Reproduce every record below exactly as it appears.

[Extracted records]
╭──

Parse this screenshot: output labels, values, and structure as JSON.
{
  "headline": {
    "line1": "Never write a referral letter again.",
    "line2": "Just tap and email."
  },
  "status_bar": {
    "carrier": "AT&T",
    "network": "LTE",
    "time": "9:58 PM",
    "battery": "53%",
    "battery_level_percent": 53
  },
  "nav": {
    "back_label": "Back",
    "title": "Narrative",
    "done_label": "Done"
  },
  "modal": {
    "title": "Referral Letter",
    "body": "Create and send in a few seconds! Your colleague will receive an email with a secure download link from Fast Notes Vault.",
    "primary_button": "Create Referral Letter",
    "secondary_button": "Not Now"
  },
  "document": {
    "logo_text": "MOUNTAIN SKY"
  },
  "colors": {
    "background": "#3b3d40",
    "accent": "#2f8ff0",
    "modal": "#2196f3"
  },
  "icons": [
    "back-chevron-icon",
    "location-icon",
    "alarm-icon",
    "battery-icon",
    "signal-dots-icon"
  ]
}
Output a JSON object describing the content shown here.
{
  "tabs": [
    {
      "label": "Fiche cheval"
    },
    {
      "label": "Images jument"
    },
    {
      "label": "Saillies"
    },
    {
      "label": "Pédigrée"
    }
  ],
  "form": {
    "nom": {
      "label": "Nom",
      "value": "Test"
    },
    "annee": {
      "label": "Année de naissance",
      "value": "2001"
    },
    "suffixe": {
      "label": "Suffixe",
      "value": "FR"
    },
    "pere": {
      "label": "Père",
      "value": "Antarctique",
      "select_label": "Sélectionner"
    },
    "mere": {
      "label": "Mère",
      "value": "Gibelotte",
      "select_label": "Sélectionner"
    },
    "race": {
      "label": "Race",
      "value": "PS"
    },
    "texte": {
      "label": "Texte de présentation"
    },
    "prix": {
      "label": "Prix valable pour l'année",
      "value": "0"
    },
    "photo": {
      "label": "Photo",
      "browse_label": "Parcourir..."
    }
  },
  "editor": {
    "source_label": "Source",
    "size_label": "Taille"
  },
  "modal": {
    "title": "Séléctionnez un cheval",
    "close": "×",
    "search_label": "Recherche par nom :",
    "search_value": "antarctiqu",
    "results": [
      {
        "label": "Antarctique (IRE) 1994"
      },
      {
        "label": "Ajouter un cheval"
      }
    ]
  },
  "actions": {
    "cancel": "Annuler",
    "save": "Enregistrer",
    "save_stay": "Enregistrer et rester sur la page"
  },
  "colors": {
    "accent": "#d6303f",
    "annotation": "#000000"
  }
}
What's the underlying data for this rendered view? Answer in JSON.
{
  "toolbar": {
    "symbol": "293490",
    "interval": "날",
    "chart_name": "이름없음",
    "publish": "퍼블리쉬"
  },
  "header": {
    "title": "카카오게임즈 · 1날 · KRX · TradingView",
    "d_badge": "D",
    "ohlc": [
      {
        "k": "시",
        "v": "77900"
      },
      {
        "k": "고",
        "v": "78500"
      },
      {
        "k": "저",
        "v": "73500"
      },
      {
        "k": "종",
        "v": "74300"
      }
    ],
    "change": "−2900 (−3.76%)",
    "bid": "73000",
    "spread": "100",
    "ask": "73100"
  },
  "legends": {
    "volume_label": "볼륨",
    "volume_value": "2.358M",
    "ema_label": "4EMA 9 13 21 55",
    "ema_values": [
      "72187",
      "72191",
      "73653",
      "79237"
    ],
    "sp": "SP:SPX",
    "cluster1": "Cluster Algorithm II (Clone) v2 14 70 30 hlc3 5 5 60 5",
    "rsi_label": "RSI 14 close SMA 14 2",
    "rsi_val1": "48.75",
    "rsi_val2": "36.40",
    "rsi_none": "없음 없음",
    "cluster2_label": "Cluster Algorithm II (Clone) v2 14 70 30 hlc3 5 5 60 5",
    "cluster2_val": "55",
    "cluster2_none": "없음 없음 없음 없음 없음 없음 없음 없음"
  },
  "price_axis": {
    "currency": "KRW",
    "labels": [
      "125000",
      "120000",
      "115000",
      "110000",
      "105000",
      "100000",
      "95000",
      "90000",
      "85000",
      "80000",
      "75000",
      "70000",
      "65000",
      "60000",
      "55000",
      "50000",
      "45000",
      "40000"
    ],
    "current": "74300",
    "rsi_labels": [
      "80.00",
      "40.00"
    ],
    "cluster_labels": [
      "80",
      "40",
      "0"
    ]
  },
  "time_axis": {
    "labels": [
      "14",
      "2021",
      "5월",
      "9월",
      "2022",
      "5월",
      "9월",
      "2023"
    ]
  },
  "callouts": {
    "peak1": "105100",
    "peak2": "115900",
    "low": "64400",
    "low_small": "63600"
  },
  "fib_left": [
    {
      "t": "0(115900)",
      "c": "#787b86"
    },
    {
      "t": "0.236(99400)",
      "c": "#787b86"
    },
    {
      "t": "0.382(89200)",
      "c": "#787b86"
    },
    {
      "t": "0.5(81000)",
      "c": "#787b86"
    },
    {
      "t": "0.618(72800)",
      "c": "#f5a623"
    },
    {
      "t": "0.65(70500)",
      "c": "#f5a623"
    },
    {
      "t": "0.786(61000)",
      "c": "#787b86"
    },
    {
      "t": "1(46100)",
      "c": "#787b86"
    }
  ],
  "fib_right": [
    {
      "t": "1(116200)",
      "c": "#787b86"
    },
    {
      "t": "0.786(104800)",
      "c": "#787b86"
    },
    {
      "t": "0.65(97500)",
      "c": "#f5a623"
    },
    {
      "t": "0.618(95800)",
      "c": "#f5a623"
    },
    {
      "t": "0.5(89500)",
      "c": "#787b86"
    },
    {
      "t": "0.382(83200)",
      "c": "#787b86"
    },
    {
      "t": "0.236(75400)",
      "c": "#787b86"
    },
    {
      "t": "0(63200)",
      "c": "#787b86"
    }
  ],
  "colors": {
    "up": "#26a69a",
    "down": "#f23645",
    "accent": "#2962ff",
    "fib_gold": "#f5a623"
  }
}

╰──

◆ FULL ANSWER
Parse this screenshot: output labels, values, and structure as JSON.
{
  "headline": {
    "line1": "Never write a referral letter again.",
    "line2": "Just tap and email."
  },
  "status_bar": {
    "carrier": "AT&T",
    "network": "LTE",
    "time": "9:58 PM",
    "battery": "53%",
    "battery_level_percent": 53
  },
  "nav": {
    "back_label": "Back",
    "title": "Narrative",
    "done_label": "Done"
  },
  "modal": {
    "title": "Referral Letter",
    "body": "Create and send in a few seconds! Your colleague will receive an email with a secure download link from Fast Notes Vault.",
    "primary_button": "Create Referral Letter",
    "secondary_button": "Not Now"
  },
  "document": {
    "logo_text": "MOUNTAIN SKY"
  },
  "colors": {
    "background": "#3b3d40",
    "accent": "#2f8ff0",
    "modal": "#2196f3"
  },
  "icons": [
    "back-chevron-icon",
    "location-icon",
    "alarm-icon",
    "battery-icon",
    "signal-dots-icon"
  ]
}
Output a JSON object describing the content shown here.
{
  "tabs": [
    {
      "label": "Fiche cheval"
    },
    {
      "label": "Images jument"
    },
    {
      "label": "Saillies"
    },
    {
      "label": "Pédigrée"
    }
  ],
  "form": {
    "nom": {
      "label": "Nom",
      "value": "Test"
    },
    "annee": {
      "label": "Année de naissance",
      "value": "2001"
    },
    "suffixe": {
      "label": "Suffixe",
      "value": "FR"
    },
    "pere": {
      "label": "Père",
      "value": "Antarctique",
      "select_label": "Sélectionner"
    },
    "mere": {
      "label": "Mère",
      "value": "Gibelotte",
      "select_label": "Sélectionner"
    },
    "race": {
      "label": "Race",
      "value": "PS"
    },
    "texte": {
      "label": "Texte de présentation"
    },
    "prix": {
      "label": "Prix valable pour l'année",
      "value": "0"
    },
    "photo": {
      "label": "Photo",
      "browse_label": "Parcourir..."
    }
  },
  "editor": {
    "source_label": "Source",
    "size_label": "Taille"
  },
  "modal": {
    "title": "Séléctionnez un cheval",
    "close": "×",
    "search_label": "Recherche par nom :",
    "search_value": "antarctiqu",
    "results": [
      {
        "label": "Antarctique (IRE) 1994"
      },
      {
        "label": "Ajouter un cheval"
      }
    ]
  },
  "actions": {
    "cancel": "Annuler",
    "save": "Enregistrer",
    "save_stay": "Enregistrer et rester sur la page"
  },
  "colors": {
    "accent": "#d6303f",
    "annotation": "#000000"
  }
}
What's the underlying data for this rendered view? Answer in JSON.
{
  "toolbar": {
    "symbol": "293490",
    "interval": "날",
    "chart_name": "이름없음",
    "publish": "퍼블리쉬"
  },
  "header": {
    "title": "카카오게임즈 · 1날 · KRX · TradingView",
    "d_badge": "D",
    "ohlc": [
      {
        "k": "시",
        "v": "77900"
      },
      {
        "k": "고",
        "v": "78500"
      },
      {
        "k": "저",
        "v": "73500"
      },
      {
        "k": "종",
        "v": "74300"
      }
    ],
    "change": "−2900 (−3.76%)",
    "bid": "73000",
    "spread": "100",
    "ask": "73100"
  },
  "legends": {
    "volume_label": "볼륨",
    "volume_value": "2.358M",
    "ema_label": "4EMA 9 13 21 55",
    "ema_values": [
      "72187",
      "72191",
      "73653",
      "79237"
    ],
    "sp": "SP:SPX",
    "cluster1": "Cluster Algorithm II (Clone) v2 14 70 30 hlc3 5 5 60 5",
    "rsi_label": "RSI 14 close SMA 14 2",
    "rsi_val1": "48.75",
    "rsi_val2": "36.40",
    "rsi_none": "없음 없음",
    "cluster2_label": "Cluster Algorithm II (Clone) v2 14 70 30 hlc3 5 5 60 5",
    "cluster2_val": "55",
    "cluster2_none": "없음 없음 없음 없음 없음 없음 없음 없음"
  },
  "price_axis": {
    "currency": "KRW",
    "labels": [
      "125000",
      "120000",
      "115000",
      "110000",
      "105000",
      "100000",
      "95000",
      "90000",
      "85000",
      "80000",
      "75000",
      "70000",
      "65000",
      "60000",
      "55000",
      "50000",
      "45000",
      "40000"
    ],
    "current": "74300",
    "rsi_labels": [
      "80.00",
      "40.00"
    ],
    "cluster_labels": [
      "80",
      "40",
      "0"
    ]
  },
  "time_axis": {
    "labels": [
      "14",
      "2021",
      "5월",
      "9월",
      "2022",
      "5월",
      "9월",
      "2023"
    ]
  },
  "callouts": {
    "peak1": "105100",
    "peak2": "115900",
    "low": "64400",
    "low_small": "63600"
  },
  "fib_left": [
    {
      "t": "0(115900)",
      "c": "#787b86"
    },
    {
      "t": "0.236(99400)",
      "c": "#787b86"
    },
    {
      "t": "0.382(89200)",
      "c": "#787b86"
    },
    {
      "t": "0.5(81000)",
      "c": "#787b86"
    },
    {
      "t": "0.618(72800)",
      "c": "#f5a623"
    },
    {
      "t": "0.65(70500)",
      "c": "#f5a623"
    },
    {
      "t": "0.786(61000)",
      "c": "#787b86"
    },
    {
      "t": "1(46100)",
      "c": "#787b86"
    }
  ],
  "fib_right": [
    {
      "t": "1(116200)",
      "c": "#787b86"
    },
    {
      "t": "0.786(104800)",
      "c": "#787b86"
    },
    {
      "t": "0.65(97500)",
      "c": "#f5a623"
    },
    {
      "t": "0.618(95800)",
      "c": "#f5a623"
    },
    {
      "t": "0.5(89500)",
      "c": "#787b86"
    },
    {
      "t": "0.382(83200)",
      "c": "#787b86"
    },
    {
      "t": "0.236(75400)",
      "c": "#787b86"
    },
    {
      "t": "0(63200)",
      "c": "#787b86"
    }
  ],
  "colors": {
    "up": "#26a69a",
    "down": "#f23645",
    "accent": "#2962ff",
    "fib_gold": "#f5a623"
  }
}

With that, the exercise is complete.